WHAT IS EXPECTED — All entries are to be quoted exactly; the images stay out of the copy.

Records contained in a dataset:
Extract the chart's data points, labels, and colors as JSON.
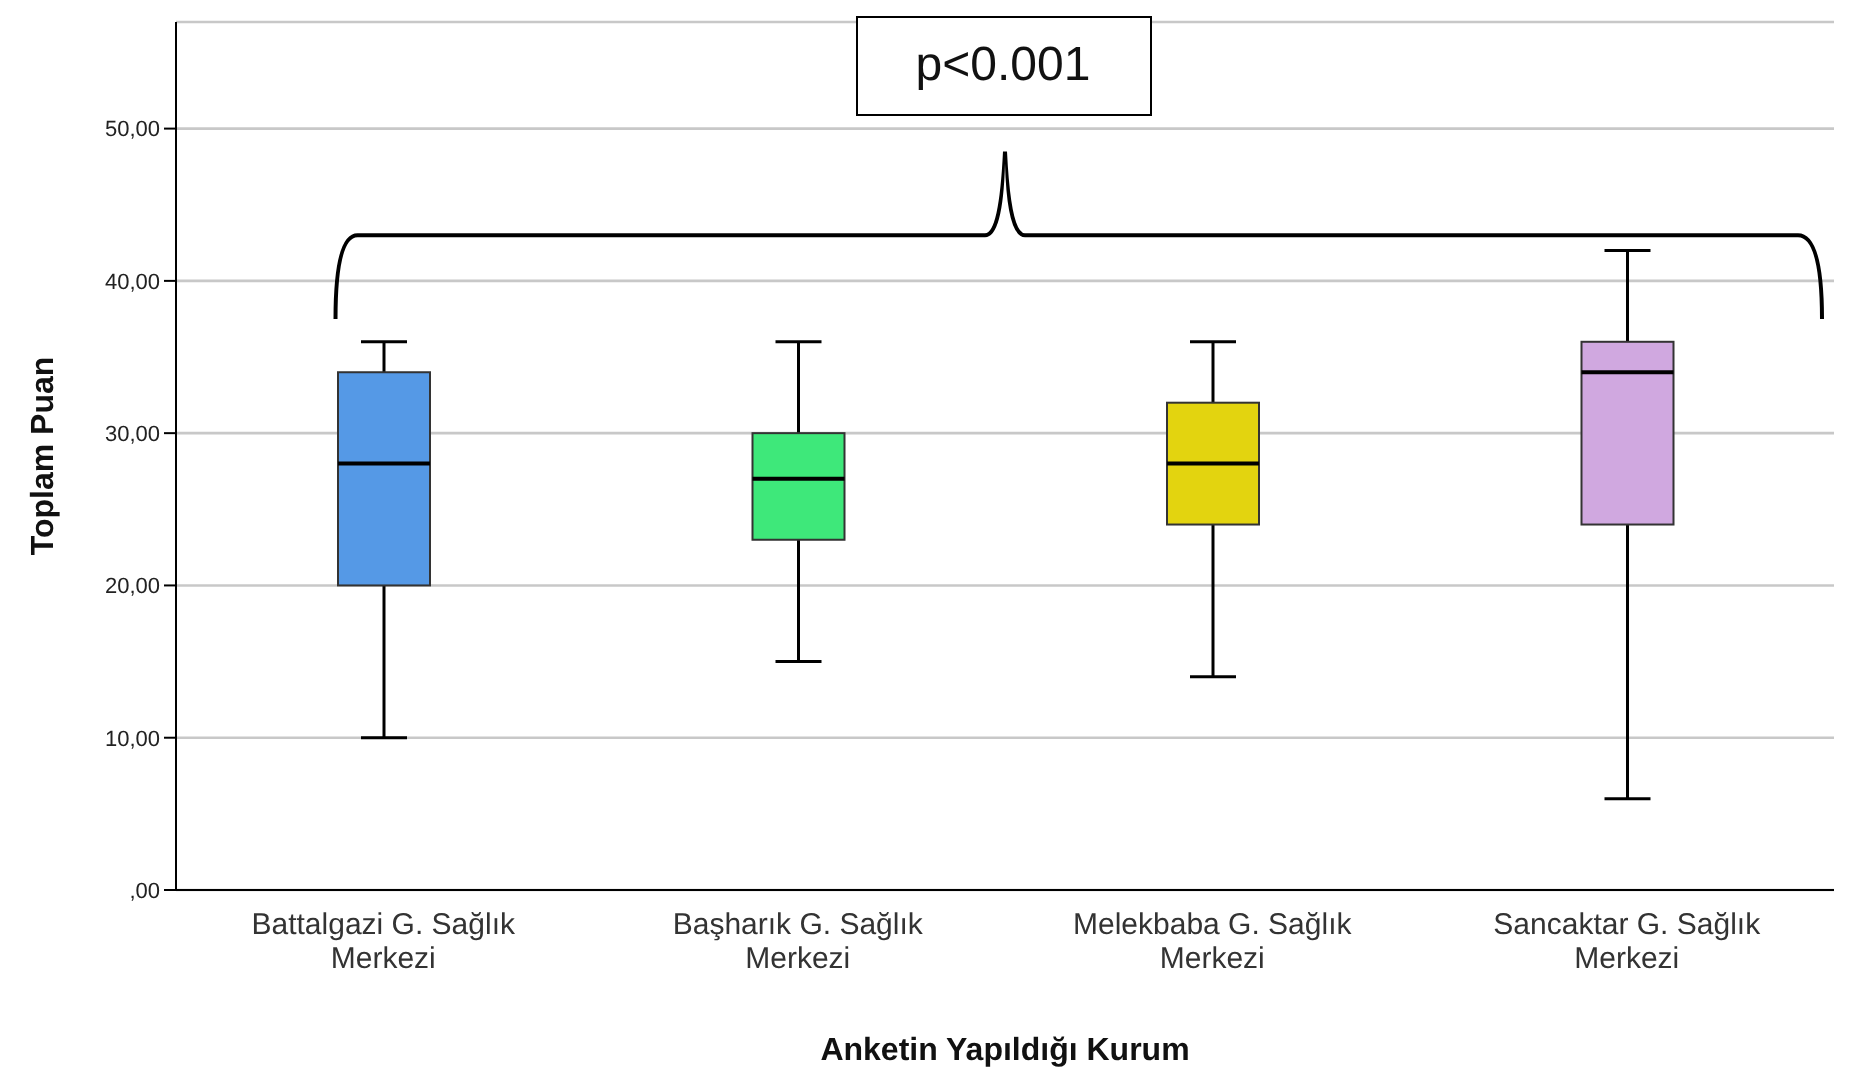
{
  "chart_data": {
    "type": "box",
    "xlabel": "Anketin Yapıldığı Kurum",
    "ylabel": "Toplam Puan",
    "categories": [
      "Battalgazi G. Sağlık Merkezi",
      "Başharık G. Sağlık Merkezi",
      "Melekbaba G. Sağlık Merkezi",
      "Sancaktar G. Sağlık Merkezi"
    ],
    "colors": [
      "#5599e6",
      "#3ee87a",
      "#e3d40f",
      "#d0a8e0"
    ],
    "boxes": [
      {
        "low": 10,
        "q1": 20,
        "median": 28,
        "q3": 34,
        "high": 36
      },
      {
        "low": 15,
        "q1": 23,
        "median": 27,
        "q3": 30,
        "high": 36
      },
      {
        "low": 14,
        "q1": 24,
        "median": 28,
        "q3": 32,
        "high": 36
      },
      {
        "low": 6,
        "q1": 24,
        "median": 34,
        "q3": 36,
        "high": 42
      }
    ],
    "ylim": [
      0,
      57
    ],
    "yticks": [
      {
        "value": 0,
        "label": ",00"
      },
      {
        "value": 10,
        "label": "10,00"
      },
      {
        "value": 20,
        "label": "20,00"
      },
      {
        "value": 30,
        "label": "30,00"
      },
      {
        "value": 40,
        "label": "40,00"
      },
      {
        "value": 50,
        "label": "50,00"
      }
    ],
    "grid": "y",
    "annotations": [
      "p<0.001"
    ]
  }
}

FULL SOLUTION —
Extract the chart's data points, labels, and colors as JSON.
{
  "chart_data": {
    "type": "box",
    "xlabel": "Anketin Yapıldığı Kurum",
    "ylabel": "Toplam Puan",
    "categories": [
      "Battalgazi G. Sağlık Merkezi",
      "Başharık G. Sağlık Merkezi",
      "Melekbaba G. Sağlık Merkezi",
      "Sancaktar G. Sağlık Merkezi"
    ],
    "colors": [
      "#5599e6",
      "#3ee87a",
      "#e3d40f",
      "#d0a8e0"
    ],
    "boxes": [
      {
        "low": 10,
        "q1": 20,
        "median": 28,
        "q3": 34,
        "high": 36
      },
      {
        "low": 15,
        "q1": 23,
        "median": 27,
        "q3": 30,
        "high": 36
      },
      {
        "low": 14,
        "q1": 24,
        "median": 28,
        "q3": 32,
        "high": 36
      },
      {
        "low": 6,
        "q1": 24,
        "median": 34,
        "q3": 36,
        "high": 42
      }
    ],
    "ylim": [
      0,
      57
    ],
    "yticks": [
      {
        "value": 0,
        "label": ",00"
      },
      {
        "value": 10,
        "label": "10,00"
      },
      {
        "value": 20,
        "label": "20,00"
      },
      {
        "value": 30,
        "label": "30,00"
      },
      {
        "value": 40,
        "label": "40,00"
      },
      {
        "value": 50,
        "label": "50,00"
      }
    ],
    "grid": "y",
    "annotations": [
      "p<0.001"
    ]
  }
}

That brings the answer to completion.